:: PROVIDED DATA

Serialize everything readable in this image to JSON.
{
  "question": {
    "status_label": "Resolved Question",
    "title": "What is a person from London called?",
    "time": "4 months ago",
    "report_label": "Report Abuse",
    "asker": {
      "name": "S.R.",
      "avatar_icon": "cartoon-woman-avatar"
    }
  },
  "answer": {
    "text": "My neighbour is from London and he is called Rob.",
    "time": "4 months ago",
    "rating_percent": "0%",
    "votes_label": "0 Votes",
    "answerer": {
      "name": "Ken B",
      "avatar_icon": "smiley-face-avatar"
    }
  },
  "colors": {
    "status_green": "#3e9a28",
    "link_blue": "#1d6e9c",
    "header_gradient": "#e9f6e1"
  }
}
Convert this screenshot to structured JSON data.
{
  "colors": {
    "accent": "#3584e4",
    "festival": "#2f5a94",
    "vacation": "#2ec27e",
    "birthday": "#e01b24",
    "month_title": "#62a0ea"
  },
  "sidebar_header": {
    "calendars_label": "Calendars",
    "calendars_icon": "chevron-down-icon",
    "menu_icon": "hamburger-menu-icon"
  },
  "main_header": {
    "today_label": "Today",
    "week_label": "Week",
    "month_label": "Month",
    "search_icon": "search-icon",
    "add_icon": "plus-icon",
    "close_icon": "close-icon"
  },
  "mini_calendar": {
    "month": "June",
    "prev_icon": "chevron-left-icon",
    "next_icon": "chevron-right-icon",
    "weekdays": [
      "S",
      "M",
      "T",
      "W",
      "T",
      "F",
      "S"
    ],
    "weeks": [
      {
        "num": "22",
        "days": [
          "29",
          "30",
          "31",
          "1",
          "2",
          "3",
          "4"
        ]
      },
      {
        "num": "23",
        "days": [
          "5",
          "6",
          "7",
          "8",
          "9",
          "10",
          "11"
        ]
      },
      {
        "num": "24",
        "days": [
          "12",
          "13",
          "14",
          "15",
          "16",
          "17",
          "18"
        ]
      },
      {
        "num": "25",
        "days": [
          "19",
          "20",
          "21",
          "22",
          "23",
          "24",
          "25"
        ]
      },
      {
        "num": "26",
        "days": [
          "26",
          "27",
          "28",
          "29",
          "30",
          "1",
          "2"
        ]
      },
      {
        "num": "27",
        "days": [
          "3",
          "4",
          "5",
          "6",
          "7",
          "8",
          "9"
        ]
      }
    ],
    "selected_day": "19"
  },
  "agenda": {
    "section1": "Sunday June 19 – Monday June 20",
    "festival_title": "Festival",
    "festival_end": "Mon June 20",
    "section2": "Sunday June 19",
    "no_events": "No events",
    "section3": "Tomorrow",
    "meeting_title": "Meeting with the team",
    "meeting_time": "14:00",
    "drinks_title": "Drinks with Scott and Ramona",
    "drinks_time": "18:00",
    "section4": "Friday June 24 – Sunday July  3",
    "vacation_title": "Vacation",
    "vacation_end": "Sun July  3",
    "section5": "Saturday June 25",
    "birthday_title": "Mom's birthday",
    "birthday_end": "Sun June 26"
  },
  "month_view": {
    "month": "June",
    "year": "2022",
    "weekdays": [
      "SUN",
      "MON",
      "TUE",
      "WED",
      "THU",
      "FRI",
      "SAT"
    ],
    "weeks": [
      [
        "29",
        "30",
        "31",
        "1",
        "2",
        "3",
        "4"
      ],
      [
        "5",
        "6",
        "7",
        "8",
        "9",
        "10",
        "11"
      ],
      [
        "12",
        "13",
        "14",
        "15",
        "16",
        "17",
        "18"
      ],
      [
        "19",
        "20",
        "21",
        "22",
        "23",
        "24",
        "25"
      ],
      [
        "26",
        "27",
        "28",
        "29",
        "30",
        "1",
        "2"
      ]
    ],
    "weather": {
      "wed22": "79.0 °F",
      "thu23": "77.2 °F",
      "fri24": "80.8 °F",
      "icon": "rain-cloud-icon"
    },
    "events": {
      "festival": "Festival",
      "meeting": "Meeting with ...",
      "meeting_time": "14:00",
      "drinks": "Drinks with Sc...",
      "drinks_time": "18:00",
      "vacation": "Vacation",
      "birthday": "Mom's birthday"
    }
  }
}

::::

Reproduce each line of the material above precisely.

> _FINAL ANSWER_
Serialize everything readable in this image to JSON.
{
  "question": {
    "status_label": "Resolved Question",
    "title": "What is a person from London called?",
    "time": "4 months ago",
    "report_label": "Report Abuse",
    "asker": {
      "name": "S.R.",
      "avatar_icon": "cartoon-woman-avatar"
    }
  },
  "answer": {
    "text": "My neighbour is from London and he is called Rob.",
    "time": "4 months ago",
    "rating_percent": "0%",
    "votes_label": "0 Votes",
    "answerer": {
      "name": "Ken B",
      "avatar_icon": "smiley-face-avatar"
    }
  },
  "colors": {
    "status_green": "#3e9a28",
    "link_blue": "#1d6e9c",
    "header_gradient": "#e9f6e1"
  }
}
Convert this screenshot to structured JSON data.
{
  "colors": {
    "accent": "#3584e4",
    "festival": "#2f5a94",
    "vacation": "#2ec27e",
    "birthday": "#e01b24",
    "month_title": "#62a0ea"
  },
  "sidebar_header": {
    "calendars_label": "Calendars",
    "calendars_icon": "chevron-down-icon",
    "menu_icon": "hamburger-menu-icon"
  },
  "main_header": {
    "today_label": "Today",
    "week_label": "Week",
    "month_label": "Month",
    "search_icon": "search-icon",
    "add_icon": "plus-icon",
    "close_icon": "close-icon"
  },
  "mini_calendar": {
    "month": "June",
    "prev_icon": "chevron-left-icon",
    "next_icon": "chevron-right-icon",
    "weekdays": [
      "S",
      "M",
      "T",
      "W",
      "T",
      "F",
      "S"
    ],
    "weeks": [
      {
        "num": "22",
        "days": [
          "29",
          "30",
          "31",
          "1",
          "2",
          "3",
          "4"
        ]
      },
      {
        "num": "23",
        "days": [
          "5",
          "6",
          "7",
          "8",
          "9",
          "10",
          "11"
        ]
      },
      {
        "num": "24",
        "days": [
          "12",
          "13",
          "14",
          "15",
          "16",
          "17",
          "18"
        ]
      },
      {
        "num": "25",
        "days": [
          "19",
          "20",
          "21",
          "22",
          "23",
          "24",
          "25"
        ]
      },
      {
        "num": "26",
        "days": [
          "26",
          "27",
          "28",
          "29",
          "30",
          "1",
          "2"
        ]
      },
      {
        "num": "27",
        "days": [
          "3",
          "4",
          "5",
          "6",
          "7",
          "8",
          "9"
        ]
      }
    ],
    "selected_day": "19"
  },
  "agenda": {
    "section1": "Sunday June 19 – Monday June 20",
    "festival_title": "Festival",
    "festival_end": "Mon June 20",
    "section2": "Sunday June 19",
    "no_events": "No events",
    "section3": "Tomorrow",
    "meeting_title": "Meeting with the team",
    "meeting_time": "14:00",
    "drinks_title": "Drinks with Scott and Ramona",
    "drinks_time": "18:00",
    "section4": "Friday June 24 – Sunday July  3",
    "vacation_title": "Vacation",
    "vacation_end": "Sun July  3",
    "section5": "Saturday June 25",
    "birthday_title": "Mom's birthday",
    "birthday_end": "Sun June 26"
  },
  "month_view": {
    "month": "June",
    "year": "2022",
    "weekdays": [
      "SUN",
      "MON",
      "TUE",
      "WED",
      "THU",
      "FRI",
      "SAT"
    ],
    "weeks": [
      [
        "29",
        "30",
        "31",
        "1",
        "2",
        "3",
        "4"
      ],
      [
        "5",
        "6",
        "7",
        "8",
        "9",
        "10",
        "11"
      ],
      [
        "12",
        "13",
        "14",
        "15",
        "16",
        "17",
        "18"
      ],
      [
        "19",
        "20",
        "21",
        "22",
        "23",
        "24",
        "25"
      ],
      [
        "26",
        "27",
        "28",
        "29",
        "30",
        "1",
        "2"
      ]
    ],
    "weather": {
      "wed22": "79.0 °F",
      "thu23": "77.2 °F",
      "fri24": "80.8 °F",
      "icon": "rain-cloud-icon"
    },
    "events": {
      "festival": "Festival",
      "meeting": "Meeting with ...",
      "meeting_time": "14:00",
      "drinks": "Drinks with Sc...",
      "drinks_time": "18:00",
      "vacation": "Vacation",
      "birthday": "Mom's birthday"
    }
  }
}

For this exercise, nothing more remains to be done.